— start of Records for the task —

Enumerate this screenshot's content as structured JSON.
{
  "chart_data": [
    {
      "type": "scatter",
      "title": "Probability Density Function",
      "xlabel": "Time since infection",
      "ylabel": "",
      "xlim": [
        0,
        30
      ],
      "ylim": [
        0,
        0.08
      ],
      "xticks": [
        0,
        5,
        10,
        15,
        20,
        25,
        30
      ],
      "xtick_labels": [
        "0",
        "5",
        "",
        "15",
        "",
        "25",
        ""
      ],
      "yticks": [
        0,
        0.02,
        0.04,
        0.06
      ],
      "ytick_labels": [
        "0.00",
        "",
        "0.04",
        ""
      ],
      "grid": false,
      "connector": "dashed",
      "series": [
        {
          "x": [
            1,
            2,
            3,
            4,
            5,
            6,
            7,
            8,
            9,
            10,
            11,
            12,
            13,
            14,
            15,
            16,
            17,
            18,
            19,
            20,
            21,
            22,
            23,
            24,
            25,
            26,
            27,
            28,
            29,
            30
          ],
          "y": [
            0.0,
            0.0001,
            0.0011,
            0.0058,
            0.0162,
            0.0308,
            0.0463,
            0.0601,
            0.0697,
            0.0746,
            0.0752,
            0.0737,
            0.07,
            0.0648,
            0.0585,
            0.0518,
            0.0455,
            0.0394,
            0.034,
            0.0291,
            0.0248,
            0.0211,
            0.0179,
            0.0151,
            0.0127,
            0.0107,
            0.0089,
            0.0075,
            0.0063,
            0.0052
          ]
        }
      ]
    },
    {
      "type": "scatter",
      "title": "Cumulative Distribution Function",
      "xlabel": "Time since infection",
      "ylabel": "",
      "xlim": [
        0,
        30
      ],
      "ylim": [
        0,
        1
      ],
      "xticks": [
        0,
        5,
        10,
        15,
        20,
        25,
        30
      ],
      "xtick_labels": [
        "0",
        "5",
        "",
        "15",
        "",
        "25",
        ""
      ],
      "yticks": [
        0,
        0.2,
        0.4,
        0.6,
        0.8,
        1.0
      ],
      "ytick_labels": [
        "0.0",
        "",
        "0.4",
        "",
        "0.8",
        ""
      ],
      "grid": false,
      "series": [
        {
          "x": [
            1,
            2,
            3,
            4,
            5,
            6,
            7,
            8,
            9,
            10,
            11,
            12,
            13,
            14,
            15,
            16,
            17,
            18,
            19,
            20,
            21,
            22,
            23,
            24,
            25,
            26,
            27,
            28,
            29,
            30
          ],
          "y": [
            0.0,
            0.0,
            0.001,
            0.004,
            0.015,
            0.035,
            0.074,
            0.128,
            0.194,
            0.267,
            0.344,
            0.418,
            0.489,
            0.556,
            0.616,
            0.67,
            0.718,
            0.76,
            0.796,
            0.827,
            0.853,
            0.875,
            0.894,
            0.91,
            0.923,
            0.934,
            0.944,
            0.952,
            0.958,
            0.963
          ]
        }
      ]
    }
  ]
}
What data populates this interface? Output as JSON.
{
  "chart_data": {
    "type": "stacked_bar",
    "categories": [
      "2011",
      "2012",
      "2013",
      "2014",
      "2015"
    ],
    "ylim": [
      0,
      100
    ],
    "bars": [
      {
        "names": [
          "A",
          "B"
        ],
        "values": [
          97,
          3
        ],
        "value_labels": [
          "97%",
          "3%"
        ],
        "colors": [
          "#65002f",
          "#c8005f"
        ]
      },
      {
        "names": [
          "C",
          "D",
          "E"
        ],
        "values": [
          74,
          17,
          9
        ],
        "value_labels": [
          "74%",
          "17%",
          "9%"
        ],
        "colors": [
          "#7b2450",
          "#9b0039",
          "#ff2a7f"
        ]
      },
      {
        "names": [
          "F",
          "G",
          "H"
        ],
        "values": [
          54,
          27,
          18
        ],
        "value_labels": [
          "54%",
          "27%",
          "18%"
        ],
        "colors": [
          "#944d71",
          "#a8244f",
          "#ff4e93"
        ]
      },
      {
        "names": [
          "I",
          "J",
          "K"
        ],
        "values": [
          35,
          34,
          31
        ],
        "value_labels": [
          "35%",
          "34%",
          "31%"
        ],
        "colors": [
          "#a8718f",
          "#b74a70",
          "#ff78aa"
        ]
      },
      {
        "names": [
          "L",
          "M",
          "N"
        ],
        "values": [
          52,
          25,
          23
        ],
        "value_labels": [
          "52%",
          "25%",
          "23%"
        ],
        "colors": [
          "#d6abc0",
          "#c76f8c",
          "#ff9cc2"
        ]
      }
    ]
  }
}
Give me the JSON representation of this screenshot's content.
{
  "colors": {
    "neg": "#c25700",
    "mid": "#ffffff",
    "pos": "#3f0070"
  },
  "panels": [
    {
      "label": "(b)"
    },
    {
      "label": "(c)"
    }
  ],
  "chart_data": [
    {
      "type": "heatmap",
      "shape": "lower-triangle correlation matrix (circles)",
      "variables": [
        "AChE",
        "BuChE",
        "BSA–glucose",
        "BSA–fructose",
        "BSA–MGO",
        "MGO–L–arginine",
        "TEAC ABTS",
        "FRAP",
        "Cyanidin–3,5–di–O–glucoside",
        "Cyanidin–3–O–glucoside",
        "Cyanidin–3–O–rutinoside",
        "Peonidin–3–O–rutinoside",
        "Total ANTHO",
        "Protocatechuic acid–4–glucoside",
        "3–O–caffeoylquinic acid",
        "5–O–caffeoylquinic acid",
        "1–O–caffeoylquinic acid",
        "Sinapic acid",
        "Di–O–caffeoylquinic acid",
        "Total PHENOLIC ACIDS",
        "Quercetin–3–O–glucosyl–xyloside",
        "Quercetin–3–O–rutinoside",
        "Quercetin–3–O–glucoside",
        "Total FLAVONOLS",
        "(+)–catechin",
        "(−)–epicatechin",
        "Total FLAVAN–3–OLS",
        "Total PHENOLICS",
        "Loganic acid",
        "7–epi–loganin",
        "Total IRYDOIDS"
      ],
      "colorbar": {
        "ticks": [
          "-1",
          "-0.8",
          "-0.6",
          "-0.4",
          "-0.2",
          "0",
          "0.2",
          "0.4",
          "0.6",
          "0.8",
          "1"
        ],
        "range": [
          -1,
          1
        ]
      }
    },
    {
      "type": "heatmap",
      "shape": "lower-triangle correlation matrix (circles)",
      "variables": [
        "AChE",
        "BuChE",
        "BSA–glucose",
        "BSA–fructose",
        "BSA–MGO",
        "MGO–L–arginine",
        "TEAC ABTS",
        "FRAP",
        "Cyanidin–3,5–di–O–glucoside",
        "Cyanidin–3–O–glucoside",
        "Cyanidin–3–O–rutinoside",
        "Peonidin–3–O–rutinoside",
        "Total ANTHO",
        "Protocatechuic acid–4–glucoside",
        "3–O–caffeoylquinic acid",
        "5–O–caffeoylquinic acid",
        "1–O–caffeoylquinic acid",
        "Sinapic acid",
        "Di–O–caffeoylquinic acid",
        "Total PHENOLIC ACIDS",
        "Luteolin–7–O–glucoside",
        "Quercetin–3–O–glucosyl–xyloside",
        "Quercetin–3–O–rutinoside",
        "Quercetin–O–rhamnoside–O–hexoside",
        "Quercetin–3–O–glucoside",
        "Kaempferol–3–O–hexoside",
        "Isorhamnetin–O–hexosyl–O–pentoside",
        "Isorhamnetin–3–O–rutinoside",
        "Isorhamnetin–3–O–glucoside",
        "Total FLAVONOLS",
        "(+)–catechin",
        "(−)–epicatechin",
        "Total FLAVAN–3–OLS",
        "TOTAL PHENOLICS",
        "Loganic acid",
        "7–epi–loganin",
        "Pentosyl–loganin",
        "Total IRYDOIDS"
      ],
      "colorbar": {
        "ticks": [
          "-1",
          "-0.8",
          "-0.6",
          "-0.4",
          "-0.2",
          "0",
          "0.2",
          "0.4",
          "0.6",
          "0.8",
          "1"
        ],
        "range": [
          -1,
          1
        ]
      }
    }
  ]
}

— end of Records for the task —

Given exercise: Determine how many lines include the string "this". Give no answer but the number.

Written answer: 3